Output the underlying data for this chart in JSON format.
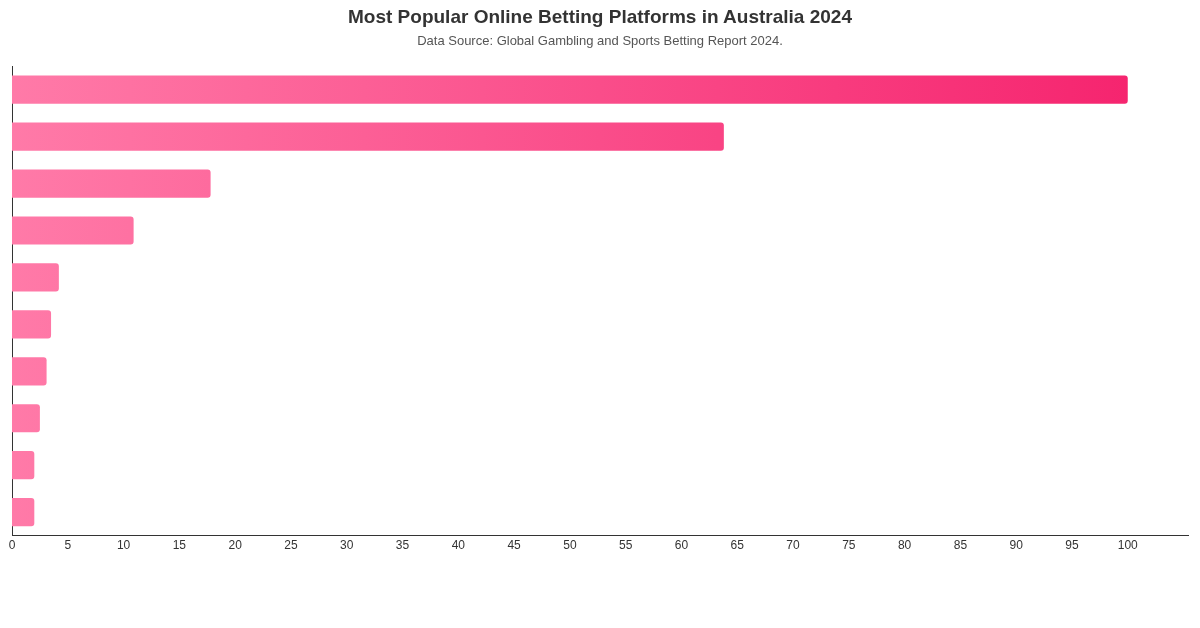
{
  "chart_data": {
    "type": "bar",
    "orientation": "horizontal",
    "title": "Most Popular Online Betting Platforms in Australia 2024",
    "subtitle": "Data Source: Global Gambling and Sports Betting Report 2024.",
    "categories": [
      null,
      null,
      null,
      null,
      null,
      null,
      null,
      null,
      null,
      null
    ],
    "values": [
      100,
      63.8,
      17.8,
      10.9,
      4.2,
      3.5,
      3.1,
      2.5,
      2.0,
      2.0
    ],
    "color": "#f5206c",
    "xlim": [
      0,
      105.4
    ],
    "xticks": [
      0,
      5,
      10,
      15,
      20,
      25,
      30,
      35,
      40,
      45,
      50,
      55,
      60,
      65,
      70,
      75,
      80,
      85,
      90,
      95,
      100
    ],
    "grid": false,
    "legend": false
  }
}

====================

◆ EXERCISE REQUIREMENTS ◆
All of the material above is to be copied exactly, except for its images.

◆ OUTPUT OF THE TASK ◆
Output the underlying data for this chart in JSON format.
{
  "chart_data": {
    "type": "bar",
    "orientation": "horizontal",
    "title": "Most Popular Online Betting Platforms in Australia 2024",
    "subtitle": "Data Source: Global Gambling and Sports Betting Report 2024.",
    "categories": [
      null,
      null,
      null,
      null,
      null,
      null,
      null,
      null,
      null,
      null
    ],
    "values": [
      100,
      63.8,
      17.8,
      10.9,
      4.2,
      3.5,
      3.1,
      2.5,
      2.0,
      2.0
    ],
    "color": "#f5206c",
    "xlim": [
      0,
      105.4
    ],
    "xticks": [
      0,
      5,
      10,
      15,
      20,
      25,
      30,
      35,
      40,
      45,
      50,
      55,
      60,
      65,
      70,
      75,
      80,
      85,
      90,
      95,
      100
    ],
    "grid": false,
    "legend": false
  }
}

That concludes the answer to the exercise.